[Items from a figure collection]
==========
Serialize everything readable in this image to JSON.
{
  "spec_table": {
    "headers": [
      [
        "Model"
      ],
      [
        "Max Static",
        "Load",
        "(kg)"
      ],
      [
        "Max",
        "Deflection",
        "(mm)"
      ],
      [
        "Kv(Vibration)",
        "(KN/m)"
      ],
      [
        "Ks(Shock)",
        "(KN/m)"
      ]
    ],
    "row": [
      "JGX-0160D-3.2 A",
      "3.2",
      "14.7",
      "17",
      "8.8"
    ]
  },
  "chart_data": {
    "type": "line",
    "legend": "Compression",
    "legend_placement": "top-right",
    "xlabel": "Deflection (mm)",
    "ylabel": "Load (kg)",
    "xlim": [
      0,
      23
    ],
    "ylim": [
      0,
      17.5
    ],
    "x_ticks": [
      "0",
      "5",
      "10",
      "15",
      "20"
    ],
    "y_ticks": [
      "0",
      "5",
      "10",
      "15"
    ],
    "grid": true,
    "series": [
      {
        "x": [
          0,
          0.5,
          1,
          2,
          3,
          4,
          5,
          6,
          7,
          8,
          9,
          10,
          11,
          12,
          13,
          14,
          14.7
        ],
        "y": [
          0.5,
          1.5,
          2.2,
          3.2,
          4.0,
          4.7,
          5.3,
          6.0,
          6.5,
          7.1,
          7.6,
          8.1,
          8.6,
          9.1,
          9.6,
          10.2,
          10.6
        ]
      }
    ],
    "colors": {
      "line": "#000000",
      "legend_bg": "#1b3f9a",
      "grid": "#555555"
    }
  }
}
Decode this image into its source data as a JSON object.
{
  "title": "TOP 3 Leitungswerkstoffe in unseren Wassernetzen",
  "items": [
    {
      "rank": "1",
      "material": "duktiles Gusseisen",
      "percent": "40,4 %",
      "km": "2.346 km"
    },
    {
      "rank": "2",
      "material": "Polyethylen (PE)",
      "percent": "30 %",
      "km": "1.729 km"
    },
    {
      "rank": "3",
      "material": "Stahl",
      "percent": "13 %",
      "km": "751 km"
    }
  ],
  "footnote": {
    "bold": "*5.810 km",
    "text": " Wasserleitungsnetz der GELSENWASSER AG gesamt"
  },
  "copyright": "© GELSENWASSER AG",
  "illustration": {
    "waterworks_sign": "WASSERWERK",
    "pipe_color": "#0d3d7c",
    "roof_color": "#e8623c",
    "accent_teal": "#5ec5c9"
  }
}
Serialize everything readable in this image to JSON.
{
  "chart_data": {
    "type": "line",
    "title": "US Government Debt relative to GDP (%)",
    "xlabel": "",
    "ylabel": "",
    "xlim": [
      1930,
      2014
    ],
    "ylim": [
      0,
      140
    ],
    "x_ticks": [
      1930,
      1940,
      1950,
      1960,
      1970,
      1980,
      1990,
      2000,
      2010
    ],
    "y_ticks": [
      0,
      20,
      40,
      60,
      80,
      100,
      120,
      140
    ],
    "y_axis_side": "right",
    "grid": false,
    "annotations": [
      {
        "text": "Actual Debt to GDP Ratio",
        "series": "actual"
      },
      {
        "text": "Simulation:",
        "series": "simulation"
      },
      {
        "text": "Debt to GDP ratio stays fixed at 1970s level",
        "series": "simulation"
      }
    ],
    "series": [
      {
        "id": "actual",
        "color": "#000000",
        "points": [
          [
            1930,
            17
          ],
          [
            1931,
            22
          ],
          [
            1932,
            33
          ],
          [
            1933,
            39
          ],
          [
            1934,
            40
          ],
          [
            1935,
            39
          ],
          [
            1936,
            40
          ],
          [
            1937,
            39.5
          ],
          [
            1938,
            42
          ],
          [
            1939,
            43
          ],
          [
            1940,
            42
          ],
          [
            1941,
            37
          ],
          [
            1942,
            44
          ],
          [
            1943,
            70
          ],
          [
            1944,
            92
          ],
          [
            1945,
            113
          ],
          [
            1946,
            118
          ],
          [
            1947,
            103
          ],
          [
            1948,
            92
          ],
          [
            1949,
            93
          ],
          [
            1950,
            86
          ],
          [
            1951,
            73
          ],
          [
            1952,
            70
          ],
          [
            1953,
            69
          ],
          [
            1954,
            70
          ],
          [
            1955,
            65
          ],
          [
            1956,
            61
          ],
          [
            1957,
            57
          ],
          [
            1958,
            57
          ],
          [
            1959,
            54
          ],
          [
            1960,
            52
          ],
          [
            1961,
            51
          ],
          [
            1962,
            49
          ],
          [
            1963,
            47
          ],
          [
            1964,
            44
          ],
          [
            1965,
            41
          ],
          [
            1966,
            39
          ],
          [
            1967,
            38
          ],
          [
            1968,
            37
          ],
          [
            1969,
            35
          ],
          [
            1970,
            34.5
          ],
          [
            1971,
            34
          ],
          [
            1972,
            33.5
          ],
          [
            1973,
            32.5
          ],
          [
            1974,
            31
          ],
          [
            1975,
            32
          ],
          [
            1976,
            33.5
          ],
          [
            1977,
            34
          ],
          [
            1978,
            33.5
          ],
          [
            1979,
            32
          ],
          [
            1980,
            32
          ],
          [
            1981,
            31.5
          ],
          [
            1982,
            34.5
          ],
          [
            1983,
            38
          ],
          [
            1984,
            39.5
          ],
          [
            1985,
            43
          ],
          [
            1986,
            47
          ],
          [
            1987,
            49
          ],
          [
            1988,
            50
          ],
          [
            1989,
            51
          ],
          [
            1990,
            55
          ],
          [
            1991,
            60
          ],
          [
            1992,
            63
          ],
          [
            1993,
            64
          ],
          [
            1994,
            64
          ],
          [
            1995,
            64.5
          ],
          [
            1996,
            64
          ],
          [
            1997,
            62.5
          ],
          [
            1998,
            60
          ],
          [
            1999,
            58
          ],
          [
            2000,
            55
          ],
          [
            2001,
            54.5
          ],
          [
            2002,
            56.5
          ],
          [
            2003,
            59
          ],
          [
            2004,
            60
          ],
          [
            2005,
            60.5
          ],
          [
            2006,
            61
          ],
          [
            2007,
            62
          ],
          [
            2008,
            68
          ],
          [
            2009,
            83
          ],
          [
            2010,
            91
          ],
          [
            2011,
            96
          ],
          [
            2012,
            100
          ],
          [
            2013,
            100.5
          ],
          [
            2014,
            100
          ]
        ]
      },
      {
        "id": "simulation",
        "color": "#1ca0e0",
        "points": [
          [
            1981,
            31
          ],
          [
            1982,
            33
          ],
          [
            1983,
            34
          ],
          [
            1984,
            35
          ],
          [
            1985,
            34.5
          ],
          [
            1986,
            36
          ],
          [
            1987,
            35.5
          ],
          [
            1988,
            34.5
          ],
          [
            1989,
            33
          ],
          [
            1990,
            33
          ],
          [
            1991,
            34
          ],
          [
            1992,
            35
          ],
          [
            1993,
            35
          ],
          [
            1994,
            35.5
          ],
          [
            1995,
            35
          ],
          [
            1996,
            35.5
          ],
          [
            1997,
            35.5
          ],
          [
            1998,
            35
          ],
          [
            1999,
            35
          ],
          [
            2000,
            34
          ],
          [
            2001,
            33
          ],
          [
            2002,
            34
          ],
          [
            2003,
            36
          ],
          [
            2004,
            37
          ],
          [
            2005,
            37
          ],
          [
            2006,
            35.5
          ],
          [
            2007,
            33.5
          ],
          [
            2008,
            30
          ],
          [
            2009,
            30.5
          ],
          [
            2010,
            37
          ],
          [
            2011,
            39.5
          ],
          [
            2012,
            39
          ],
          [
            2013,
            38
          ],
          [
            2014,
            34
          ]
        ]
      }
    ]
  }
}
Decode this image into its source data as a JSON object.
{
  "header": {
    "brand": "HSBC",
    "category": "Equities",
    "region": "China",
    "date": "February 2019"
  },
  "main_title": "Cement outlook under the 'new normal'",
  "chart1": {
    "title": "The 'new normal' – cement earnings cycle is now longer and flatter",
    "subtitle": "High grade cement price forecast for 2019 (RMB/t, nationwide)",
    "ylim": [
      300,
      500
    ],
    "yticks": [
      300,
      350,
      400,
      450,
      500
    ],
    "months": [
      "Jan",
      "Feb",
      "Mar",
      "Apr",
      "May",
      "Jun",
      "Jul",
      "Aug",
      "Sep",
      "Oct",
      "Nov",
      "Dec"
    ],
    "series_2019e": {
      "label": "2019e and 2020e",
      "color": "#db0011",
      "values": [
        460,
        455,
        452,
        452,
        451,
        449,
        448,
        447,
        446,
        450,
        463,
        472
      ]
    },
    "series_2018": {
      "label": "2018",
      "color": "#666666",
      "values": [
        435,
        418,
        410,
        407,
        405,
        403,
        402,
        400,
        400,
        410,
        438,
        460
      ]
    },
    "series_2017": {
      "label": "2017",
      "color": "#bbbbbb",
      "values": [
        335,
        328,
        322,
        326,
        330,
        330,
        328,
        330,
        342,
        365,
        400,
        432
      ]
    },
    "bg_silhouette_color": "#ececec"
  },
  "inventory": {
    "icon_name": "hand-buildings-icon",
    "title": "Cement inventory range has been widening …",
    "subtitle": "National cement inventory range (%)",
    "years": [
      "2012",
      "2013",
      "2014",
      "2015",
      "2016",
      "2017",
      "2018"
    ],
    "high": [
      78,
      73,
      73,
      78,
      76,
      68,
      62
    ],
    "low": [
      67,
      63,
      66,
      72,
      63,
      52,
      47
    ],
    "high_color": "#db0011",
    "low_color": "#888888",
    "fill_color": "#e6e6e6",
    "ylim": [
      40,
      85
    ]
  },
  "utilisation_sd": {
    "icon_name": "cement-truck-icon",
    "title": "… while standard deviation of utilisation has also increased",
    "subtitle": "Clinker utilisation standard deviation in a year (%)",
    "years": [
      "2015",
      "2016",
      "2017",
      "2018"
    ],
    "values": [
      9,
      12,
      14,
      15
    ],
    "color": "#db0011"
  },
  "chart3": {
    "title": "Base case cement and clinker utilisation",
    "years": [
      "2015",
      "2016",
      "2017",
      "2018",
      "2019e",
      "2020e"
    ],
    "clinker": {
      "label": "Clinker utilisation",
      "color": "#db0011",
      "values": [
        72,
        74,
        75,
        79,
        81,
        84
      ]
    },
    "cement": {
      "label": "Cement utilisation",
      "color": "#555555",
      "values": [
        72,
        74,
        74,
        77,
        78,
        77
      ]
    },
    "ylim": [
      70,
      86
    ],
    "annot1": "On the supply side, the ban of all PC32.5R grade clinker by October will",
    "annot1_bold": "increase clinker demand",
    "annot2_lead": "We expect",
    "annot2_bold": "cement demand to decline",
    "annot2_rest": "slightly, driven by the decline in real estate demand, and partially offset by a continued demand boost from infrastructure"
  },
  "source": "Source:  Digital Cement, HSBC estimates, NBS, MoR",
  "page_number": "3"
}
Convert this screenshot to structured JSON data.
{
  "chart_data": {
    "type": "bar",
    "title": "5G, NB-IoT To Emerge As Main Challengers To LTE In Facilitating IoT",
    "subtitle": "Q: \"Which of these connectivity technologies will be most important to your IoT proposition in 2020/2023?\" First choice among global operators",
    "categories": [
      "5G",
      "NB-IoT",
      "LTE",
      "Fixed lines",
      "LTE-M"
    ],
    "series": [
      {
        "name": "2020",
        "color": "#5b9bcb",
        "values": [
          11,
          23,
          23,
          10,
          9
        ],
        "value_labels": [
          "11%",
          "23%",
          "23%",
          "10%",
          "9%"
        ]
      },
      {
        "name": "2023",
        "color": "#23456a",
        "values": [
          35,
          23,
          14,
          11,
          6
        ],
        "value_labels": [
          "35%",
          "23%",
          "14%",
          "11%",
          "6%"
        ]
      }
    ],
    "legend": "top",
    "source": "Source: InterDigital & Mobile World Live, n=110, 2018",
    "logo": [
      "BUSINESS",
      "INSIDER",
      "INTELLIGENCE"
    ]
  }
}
==========
BRIEF.
All lines that include "material" are to be gathered and copied.

ANSWER TO THE EXERCISE.
      "material": "duktiles Gusseisen",
      "material": "Polyethylen (PE)",
      "material": "Stahl",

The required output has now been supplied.